Recorded data ::
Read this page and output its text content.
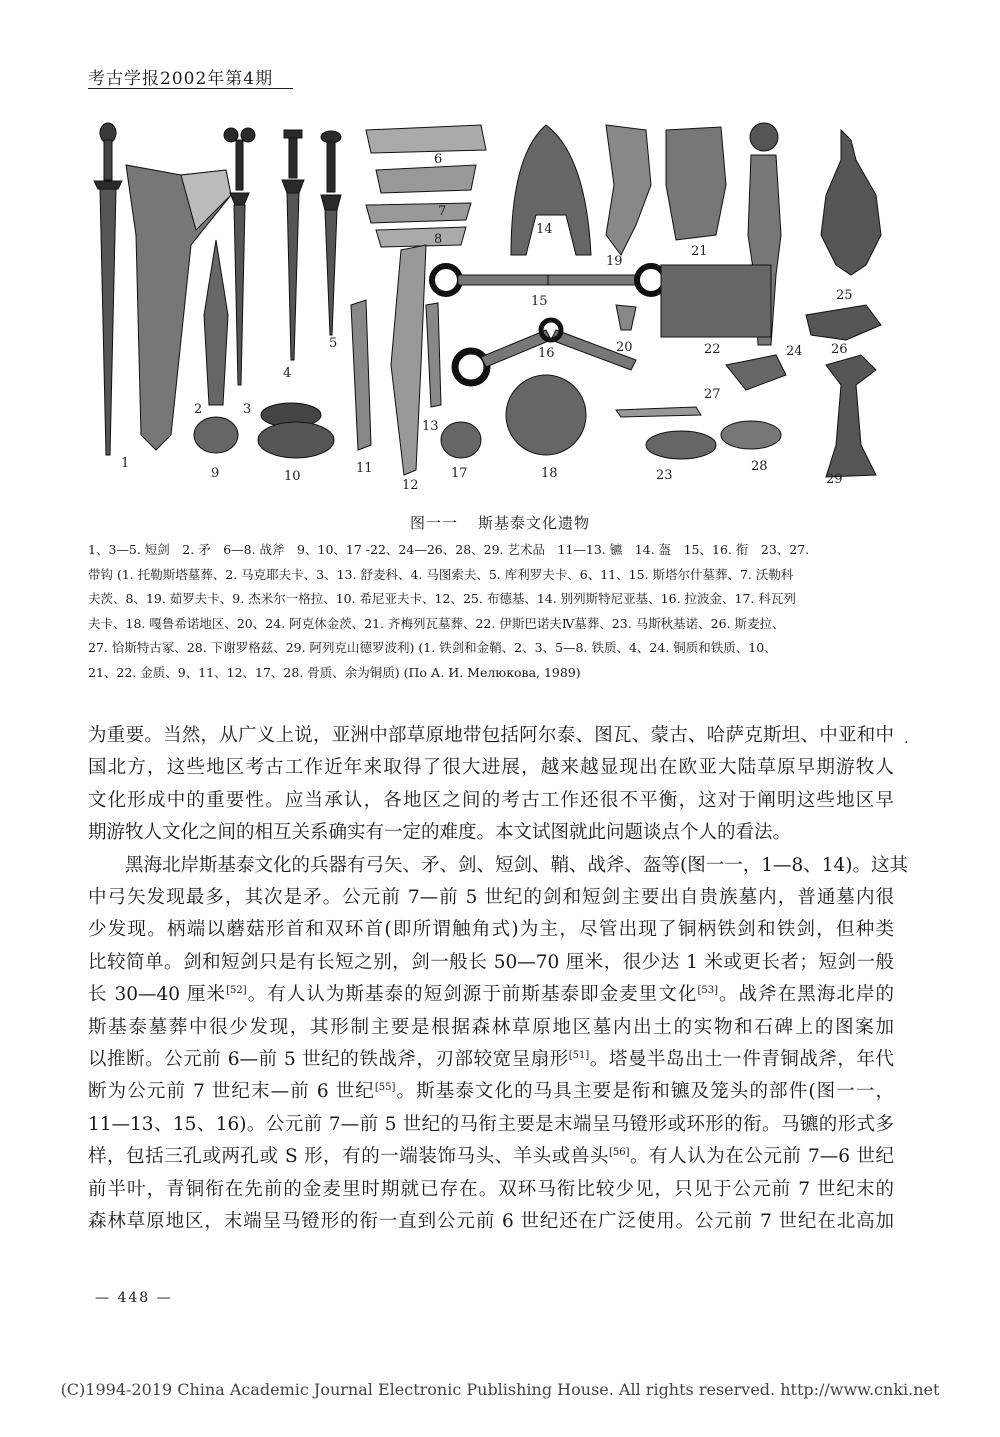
考古学报2002年第4期
1
2	3
4
5
6
7
8
9	10
11
12
13
14
15
16
17	18
19
20
21
22
23
24
25
26
27
28
29
图一一 斯基泰文化遗物
1、3—5. 短剑　2. 矛　6—8. 战斧　9、10、17 -22、24—26、28、29. 艺术品　11—13. 镳　14. 盔　15、16. 衔　23、27.
带钩 (1. 托勒斯塔墓葬、2. 马克耶夫卡、3、13. 舒麦科、4. 马图索夫、5. 库利罗夫卡、6、11、15. 斯塔尔什墓葬、7. 沃勒科
夫茨、8、19. 茹罗夫卡、9. 杰米尔一格拉、10. 希尼亚夫卡、12、25. 布德基、14. 别列斯特尼亚基、16. 拉波金、17. 科瓦列
夫卡、18. 嘎鲁希诺地区、20、24. 阿克休金茨、21. 齐梅列瓦墓葬、22. 伊斯巴诺夫Ⅳ墓葬、23. 马斯秋基诺、26. 斯麦拉、
27. 恰斯特古冢、28. 下谢罗格兹、29. 阿列克山德罗波利) (1. 铁剑和金鞘、2、3、5—8. 铁质、4、24. 铜质和铁质、10、
21、22. 金质、9、11、12、17、28. 骨质、余为铜质) (По А. И. Мелюкова, 1989)
·
为重要。当然，从广义上说，亚洲中部草原地带包括阿尔泰、图瓦、蒙古、哈萨克斯坦、中亚和中
国北方，这些地区考古工作近年来取得了很大进展，越来越显现出在欧亚大陆草原早期游牧人
文化形成中的重要性。应当承认，各地区之间的考古工作还很不平衡，这对于阐明这些地区早
期游牧人文化之间的相互关系确实有一定的难度。本文试图就此问题谈点个人的看法。
黑海北岸斯基泰文化的兵器有弓矢、矛、剑、短剑、鞘、战斧、盔等(图一一，1—8、14)。这其
中弓矢发现最多，其次是矛。公元前 7—前 5 世纪的剑和短剑主要出自贵族墓内，普通墓内很
少发现。柄端以蘑菇形首和双环首(即所谓触角式)为主，尽管出现了铜柄铁剑和铁剑，但种类
比较简单。剑和短剑只是有长短之别，剑一般长 50—70 厘米，很少达 1 米或更长者；短剑一般
长 30—40 厘米[52]。有人认为斯基泰的短剑源于前斯基泰即金麦里文化[53]。战斧在黑海北岸的
斯基泰墓葬中很少发现，其形制主要是根据森林草原地区墓内出土的实物和石碑上的图案加
以推断。公元前 6—前 5 世纪的铁战斧，刃部较宽呈扇形[51]。塔曼半岛出土一件青铜战斧，年代
断为公元前 7 世纪末—前 6 世纪[55]。斯基泰文化的马具主要是衔和镳及笼头的部件(图一一，
11—13、15、16)。公元前 7—前 5 世纪的马衔主要是末端呈马镫形或环形的衔。马镳的形式多
样，包括三孔或两孔或 S 形，有的一端装饰马头、羊头或兽头[56]。有人认为在公元前 7—6 世纪
前半叶，青铜衔在先前的金麦里时期就已存在。双环马衔比较少见，只见于公元前 7 世纪末的
森林草原地区，末端呈马镫形的衔一直到公元前 6 世纪还在广泛使用。公元前 7 世纪在北高加
— 448 —
(C)1994-2019 China Academic Journal Electronic Publishing House. All rights reserved. http://www.cnki.net
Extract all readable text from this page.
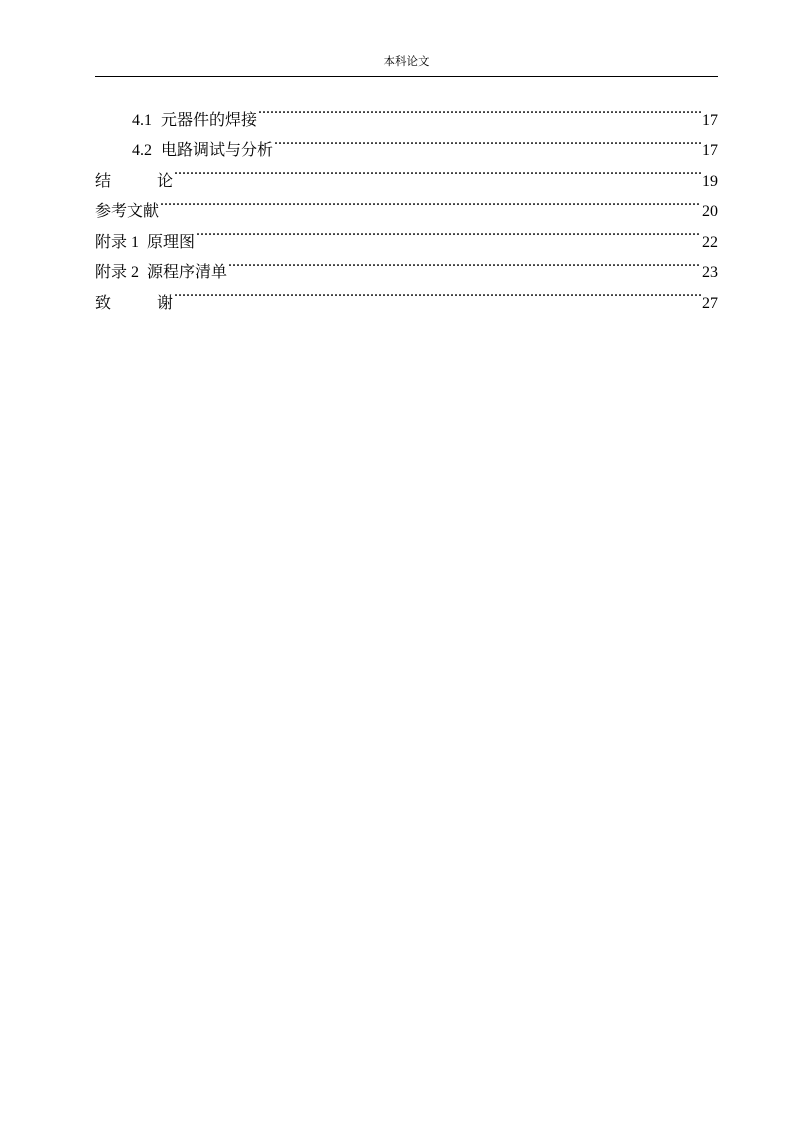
本科论文
4.1 元器件的焊接 .....	17
4.2 电路调试与分析 .....	17
结	论 .....	19
参考文献 .....	20
附录 1  原理图 .....	22
附录 2  源程序清单 .....	23
致	谢 .....	27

OBJECTIVE ::
Leave out the pictures and output every record above precisely as given.

FINAL RESULT ::
Read this page and output its text content.
考古学报2002年第4期
1
2	3
4
5
6
7
8
9	10
11
12
13
14
15
16
17	18
19
20
21
22
23
24
25
26
27
28
29
图一一 斯基泰文化遗物
1、3—5. 短剑　2. 矛　6—8. 战斧　9、10、17 -22、24—26、28、29. 艺术品　11—13. 镳　14. 盔　15、16. 衔　23、27.
带钩 (1. 托勒斯塔墓葬、2. 马克耶夫卡、3、13. 舒麦科、4. 马图索夫、5. 库利罗夫卡、6、11、15. 斯塔尔什墓葬、7. 沃勒科
夫茨、8、19. 茹罗夫卡、9. 杰米尔一格拉、10. 希尼亚夫卡、12、25. 布德基、14. 别列斯特尼亚基、16. 拉波金、17. 科瓦列
夫卡、18. 嘎鲁希诺地区、20、24. 阿克休金茨、21. 齐梅列瓦墓葬、22. 伊斯巴诺夫Ⅳ墓葬、23. 马斯秋基诺、26. 斯麦拉、
27. 恰斯特古冢、28. 下谢罗格兹、29. 阿列克山德罗波利) (1. 铁剑和金鞘、2、3、5—8. 铁质、4、24. 铜质和铁质、10、
21、22. 金质、9、11、12、17、28. 骨质、余为铜质) (По А. И. Мелюкова, 1989)
·
为重要。当然，从广义上说，亚洲中部草原地带包括阿尔泰、图瓦、蒙古、哈萨克斯坦、中亚和中
国北方，这些地区考古工作近年来取得了很大进展，越来越显现出在欧亚大陆草原早期游牧人
文化形成中的重要性。应当承认，各地区之间的考古工作还很不平衡，这对于阐明这些地区早
期游牧人文化之间的相互关系确实有一定的难度。本文试图就此问题谈点个人的看法。
黑海北岸斯基泰文化的兵器有弓矢、矛、剑、短剑、鞘、战斧、盔等(图一一，1—8、14)。这其
中弓矢发现最多，其次是矛。公元前 7—前 5 世纪的剑和短剑主要出自贵族墓内，普通墓内很
少发现。柄端以蘑菇形首和双环首(即所谓触角式)为主，尽管出现了铜柄铁剑和铁剑，但种类
比较简单。剑和短剑只是有长短之别，剑一般长 50—70 厘米，很少达 1 米或更长者；短剑一般
长 30—40 厘米[52]。有人认为斯基泰的短剑源于前斯基泰即金麦里文化[53]。战斧在黑海北岸的
斯基泰墓葬中很少发现，其形制主要是根据森林草原地区墓内出土的实物和石碑上的图案加
以推断。公元前 6—前 5 世纪的铁战斧，刃部较宽呈扇形[51]。塔曼半岛出土一件青铜战斧，年代
断为公元前 7 世纪末—前 6 世纪[55]。斯基泰文化的马具主要是衔和镳及笼头的部件(图一一，
11—13、15、16)。公元前 7—前 5 世纪的马衔主要是末端呈马镫形或环形的衔。马镳的形式多
样，包括三孔或两孔或 S 形，有的一端装饰马头、羊头或兽头[56]。有人认为在公元前 7—6 世纪
前半叶，青铜衔在先前的金麦里时期就已存在。双环马衔比较少见，只见于公元前 7 世纪末的
森林草原地区，末端呈马镫形的衔一直到公元前 6 世纪还在广泛使用。公元前 7 世纪在北高加
— 448 —
(C)1994-2019 China Academic Journal Electronic Publishing House. All rights reserved. http://www.cnki.net
Extract all readable text from this page.
本科论文
4.1 元器件的焊接 .....	17
4.2 电路调试与分析 .....	17
结	论 .....	19
参考文献 .....	20
附录 1  原理图 .....	22
附录 2  源程序清单 .....	23
致	谢 .....	27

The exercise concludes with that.